FRAGMENTO SELECCIONADO »

De niño iba al parque por la calle de Tamaulipas, y en el
camino saludaba al tendero, al electricista, al carnicero (al que mi abuela siempre
le debía dinero), al peluquero (en cada visita evocaba a mi abuelo). Entonces la Condesa era una colonia
apacible, arbolada, silenciosa, con un aire de quietud ligeramente rancio y
aristocrático, de familias de clase media orgullosas de su linaje que vivían en
casas de dos plantas y edificios no muy altos de departamentos, con comercios
pequeños, modestos, de barrio. En cine Lido (donde ahora hay una librería del
Fondo de Cultura Económica), luego cambió a Bella Época, vi antes de tiempo Doctor Zhivago, y en su vestíbulo, rojo
y decadente, no era difícil encontrar a vecinos y conocidos.
Si bien la especulación inmobiliaria no ha acabado del todo
con la colonia Condesa, la de hoy, atestada de edificios de oficinas y sobre
todo de restaurantes y bares y sitios indefinidos y temibles, poco conserva de
la que viví de niño.
En el parque de mi infancia cumplí el rito obligado de
pasear en el minúsculo autobús, reproducción a escala de los que entonces circulaban
por las calles, en el que seis niños éramos paseados a fuerza de músculo por
los senderos (esos vehículos, toda una tradición en el parque, son un negocio
familiar que aún existe: mi hija también fue pasajera de ese autobús).

DATOS PROPORCIONADOS »
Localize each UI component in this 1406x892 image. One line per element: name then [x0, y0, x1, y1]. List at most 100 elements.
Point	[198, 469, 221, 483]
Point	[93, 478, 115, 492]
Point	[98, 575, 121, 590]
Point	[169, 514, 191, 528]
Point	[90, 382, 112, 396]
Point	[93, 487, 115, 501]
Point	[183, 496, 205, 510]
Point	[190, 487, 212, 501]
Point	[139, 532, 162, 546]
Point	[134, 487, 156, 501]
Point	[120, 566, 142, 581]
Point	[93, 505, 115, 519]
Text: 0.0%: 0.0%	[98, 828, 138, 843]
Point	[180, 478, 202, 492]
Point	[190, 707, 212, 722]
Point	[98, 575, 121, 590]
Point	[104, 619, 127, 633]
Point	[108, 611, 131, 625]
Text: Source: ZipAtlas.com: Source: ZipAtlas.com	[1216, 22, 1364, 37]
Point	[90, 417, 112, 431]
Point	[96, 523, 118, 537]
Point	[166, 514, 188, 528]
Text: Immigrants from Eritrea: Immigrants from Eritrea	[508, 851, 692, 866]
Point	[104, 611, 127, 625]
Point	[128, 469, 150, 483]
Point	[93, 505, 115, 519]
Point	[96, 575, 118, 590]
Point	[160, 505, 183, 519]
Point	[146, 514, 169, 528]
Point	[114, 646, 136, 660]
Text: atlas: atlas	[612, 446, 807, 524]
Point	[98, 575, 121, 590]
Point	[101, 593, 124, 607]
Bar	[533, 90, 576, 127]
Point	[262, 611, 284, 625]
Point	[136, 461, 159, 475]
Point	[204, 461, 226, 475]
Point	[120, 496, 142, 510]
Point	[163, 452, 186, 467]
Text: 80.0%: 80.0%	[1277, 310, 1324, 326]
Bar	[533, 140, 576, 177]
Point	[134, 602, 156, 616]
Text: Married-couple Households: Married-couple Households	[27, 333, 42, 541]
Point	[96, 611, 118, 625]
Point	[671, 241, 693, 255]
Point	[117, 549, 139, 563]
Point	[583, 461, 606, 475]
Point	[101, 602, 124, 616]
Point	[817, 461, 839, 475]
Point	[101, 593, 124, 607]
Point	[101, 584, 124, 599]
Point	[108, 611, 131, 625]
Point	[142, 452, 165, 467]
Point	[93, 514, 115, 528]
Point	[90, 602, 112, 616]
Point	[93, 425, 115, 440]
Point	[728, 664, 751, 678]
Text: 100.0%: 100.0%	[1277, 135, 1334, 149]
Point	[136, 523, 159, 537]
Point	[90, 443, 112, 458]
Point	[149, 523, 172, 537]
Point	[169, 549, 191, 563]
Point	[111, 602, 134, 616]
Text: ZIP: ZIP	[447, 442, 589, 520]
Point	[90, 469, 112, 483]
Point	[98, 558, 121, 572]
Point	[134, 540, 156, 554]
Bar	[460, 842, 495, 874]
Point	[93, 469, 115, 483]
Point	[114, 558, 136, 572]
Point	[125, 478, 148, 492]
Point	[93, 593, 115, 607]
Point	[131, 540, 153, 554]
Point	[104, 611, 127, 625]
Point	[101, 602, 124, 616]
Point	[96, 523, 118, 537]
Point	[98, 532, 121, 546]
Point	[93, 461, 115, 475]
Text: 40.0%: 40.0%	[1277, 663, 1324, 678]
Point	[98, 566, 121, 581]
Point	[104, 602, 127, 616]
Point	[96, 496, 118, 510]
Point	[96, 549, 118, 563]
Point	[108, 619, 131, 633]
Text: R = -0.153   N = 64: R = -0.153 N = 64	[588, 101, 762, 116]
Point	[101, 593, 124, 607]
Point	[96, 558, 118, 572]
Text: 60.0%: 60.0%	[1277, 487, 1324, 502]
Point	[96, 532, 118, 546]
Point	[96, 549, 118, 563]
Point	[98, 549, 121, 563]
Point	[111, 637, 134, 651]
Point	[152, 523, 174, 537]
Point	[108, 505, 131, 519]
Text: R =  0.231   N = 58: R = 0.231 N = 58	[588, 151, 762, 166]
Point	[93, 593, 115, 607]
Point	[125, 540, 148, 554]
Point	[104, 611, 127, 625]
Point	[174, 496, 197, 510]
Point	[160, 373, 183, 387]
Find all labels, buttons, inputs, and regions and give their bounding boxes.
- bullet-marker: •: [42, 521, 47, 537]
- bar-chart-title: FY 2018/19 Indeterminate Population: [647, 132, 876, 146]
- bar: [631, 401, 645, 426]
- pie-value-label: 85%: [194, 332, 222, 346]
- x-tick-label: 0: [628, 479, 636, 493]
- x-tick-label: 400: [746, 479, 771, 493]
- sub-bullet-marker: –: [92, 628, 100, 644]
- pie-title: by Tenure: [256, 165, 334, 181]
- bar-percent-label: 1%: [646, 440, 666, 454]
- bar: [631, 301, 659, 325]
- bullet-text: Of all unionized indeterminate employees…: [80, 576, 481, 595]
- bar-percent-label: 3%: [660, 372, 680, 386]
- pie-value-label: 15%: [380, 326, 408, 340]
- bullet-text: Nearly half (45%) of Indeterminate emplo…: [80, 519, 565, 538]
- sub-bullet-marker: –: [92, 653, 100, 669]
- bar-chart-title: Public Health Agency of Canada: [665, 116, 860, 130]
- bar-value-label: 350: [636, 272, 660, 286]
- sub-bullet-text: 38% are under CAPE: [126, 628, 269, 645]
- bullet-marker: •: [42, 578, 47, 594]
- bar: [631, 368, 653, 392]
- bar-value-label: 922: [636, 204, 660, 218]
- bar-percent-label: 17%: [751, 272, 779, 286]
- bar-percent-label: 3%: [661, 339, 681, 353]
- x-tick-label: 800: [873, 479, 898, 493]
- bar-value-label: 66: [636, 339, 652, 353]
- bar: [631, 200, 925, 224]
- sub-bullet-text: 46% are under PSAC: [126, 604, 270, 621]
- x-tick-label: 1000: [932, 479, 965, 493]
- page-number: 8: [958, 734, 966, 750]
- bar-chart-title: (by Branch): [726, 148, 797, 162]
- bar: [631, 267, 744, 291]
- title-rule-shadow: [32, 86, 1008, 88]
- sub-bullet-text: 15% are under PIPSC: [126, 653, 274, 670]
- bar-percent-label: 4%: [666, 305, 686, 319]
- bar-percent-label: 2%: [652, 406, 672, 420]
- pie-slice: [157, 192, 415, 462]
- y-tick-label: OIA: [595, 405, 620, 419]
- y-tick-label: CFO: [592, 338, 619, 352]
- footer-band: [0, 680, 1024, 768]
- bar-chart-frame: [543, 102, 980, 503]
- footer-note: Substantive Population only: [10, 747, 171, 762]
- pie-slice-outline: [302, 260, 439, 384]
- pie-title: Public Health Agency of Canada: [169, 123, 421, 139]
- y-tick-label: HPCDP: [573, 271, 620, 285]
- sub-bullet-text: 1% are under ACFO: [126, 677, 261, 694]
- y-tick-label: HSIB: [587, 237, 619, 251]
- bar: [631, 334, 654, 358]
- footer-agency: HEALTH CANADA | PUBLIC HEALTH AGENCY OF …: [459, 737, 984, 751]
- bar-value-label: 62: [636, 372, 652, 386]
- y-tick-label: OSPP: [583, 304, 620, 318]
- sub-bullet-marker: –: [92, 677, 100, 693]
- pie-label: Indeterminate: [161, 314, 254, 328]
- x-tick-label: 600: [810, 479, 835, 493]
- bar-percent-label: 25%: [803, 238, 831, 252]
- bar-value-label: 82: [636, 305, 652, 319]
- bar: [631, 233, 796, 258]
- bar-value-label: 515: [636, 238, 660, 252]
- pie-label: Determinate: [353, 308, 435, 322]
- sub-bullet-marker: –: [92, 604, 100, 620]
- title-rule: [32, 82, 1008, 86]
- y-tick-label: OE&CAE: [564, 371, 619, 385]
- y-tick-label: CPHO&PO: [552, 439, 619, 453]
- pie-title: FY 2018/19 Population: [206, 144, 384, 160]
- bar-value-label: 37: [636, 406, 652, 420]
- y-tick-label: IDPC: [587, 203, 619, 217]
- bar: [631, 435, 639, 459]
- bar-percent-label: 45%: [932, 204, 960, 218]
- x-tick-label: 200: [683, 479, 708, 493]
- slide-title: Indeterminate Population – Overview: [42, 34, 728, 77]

OBJETIVO DEL EJERCICIO » Reproduce sin cambios el tramo del texto sobre la colonia Condesa que va de "De niño iba" a "vecinos y conocidos.", con ambos extremos incluidos.

RESPUESTA COMPLETA »
De niño iba al parque por la calle de Tamaulipas, y en el
camino saludaba al tendero, al electricista, al carnicero (al que mi abuela siempre
le debía dinero), al peluquero (en cada visita evocaba a mi abuelo). Entonces la Condesa era una colonia
apacible, arbolada, silenciosa, con un aire de quietud ligeramente rancio y
aristocrático, de familias de clase media orgullosas de su linaje que vivían en
casas de dos plantas y edificios no muy altos de departamentos, con comercios
pequeños, modestos, de barrio. En cine Lido (donde ahora hay una librería del
Fondo de Cultura Económica), luego cambió a Bella Época, vi antes de tiempo Doctor Zhivago, y en su vestíbulo, rojo
y decadente, no era difícil encontrar a vecinos y conocidos.